### Dataset rows

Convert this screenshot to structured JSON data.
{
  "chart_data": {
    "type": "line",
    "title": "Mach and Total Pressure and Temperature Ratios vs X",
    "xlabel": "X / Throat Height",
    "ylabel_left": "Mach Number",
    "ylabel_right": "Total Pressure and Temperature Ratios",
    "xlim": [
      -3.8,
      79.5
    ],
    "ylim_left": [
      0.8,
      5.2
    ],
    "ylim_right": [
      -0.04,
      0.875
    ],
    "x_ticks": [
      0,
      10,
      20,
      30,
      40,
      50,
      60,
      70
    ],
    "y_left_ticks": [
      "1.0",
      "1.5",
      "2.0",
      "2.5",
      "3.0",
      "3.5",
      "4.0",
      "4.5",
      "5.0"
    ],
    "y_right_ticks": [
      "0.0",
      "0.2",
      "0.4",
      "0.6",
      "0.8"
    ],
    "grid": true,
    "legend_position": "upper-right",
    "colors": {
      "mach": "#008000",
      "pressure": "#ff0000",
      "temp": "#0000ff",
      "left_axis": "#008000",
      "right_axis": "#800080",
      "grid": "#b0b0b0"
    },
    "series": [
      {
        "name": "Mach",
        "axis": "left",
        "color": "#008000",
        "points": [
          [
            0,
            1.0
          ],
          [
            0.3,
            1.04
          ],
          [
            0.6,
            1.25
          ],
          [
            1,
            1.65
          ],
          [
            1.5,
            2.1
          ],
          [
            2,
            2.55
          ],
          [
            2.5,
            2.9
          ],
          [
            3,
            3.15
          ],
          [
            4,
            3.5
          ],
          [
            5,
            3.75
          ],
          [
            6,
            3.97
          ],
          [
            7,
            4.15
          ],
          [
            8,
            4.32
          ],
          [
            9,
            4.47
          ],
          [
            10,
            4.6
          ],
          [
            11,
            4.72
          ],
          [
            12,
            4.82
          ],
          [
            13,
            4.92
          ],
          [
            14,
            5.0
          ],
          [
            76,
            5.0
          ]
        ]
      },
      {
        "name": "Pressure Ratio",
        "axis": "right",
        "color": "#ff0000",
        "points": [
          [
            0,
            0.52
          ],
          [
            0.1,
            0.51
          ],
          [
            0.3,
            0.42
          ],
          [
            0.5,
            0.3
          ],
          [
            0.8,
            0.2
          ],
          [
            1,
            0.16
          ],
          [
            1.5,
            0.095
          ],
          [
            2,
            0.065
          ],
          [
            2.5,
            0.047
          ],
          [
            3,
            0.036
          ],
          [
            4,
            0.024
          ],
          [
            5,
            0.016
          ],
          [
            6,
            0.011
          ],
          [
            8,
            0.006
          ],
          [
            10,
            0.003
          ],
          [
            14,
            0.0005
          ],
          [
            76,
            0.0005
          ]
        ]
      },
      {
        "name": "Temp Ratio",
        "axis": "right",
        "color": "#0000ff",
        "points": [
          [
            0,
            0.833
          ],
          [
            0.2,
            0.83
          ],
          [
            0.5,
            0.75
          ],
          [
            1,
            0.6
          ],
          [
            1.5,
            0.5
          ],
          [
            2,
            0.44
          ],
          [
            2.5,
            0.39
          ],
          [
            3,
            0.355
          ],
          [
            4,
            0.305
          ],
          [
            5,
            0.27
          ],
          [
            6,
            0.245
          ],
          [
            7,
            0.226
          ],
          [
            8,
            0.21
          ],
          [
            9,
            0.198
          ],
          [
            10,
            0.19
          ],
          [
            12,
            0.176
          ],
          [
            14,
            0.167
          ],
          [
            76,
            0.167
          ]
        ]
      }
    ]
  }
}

### Task brief
Pick out every line holding the string "Ratios" and return it.

### Solution for this task
    "title": "Mach and Total Pressure and Temperature Ratios vs X",
    "ylabel_right": "Total Pressure and Temperature Ratios",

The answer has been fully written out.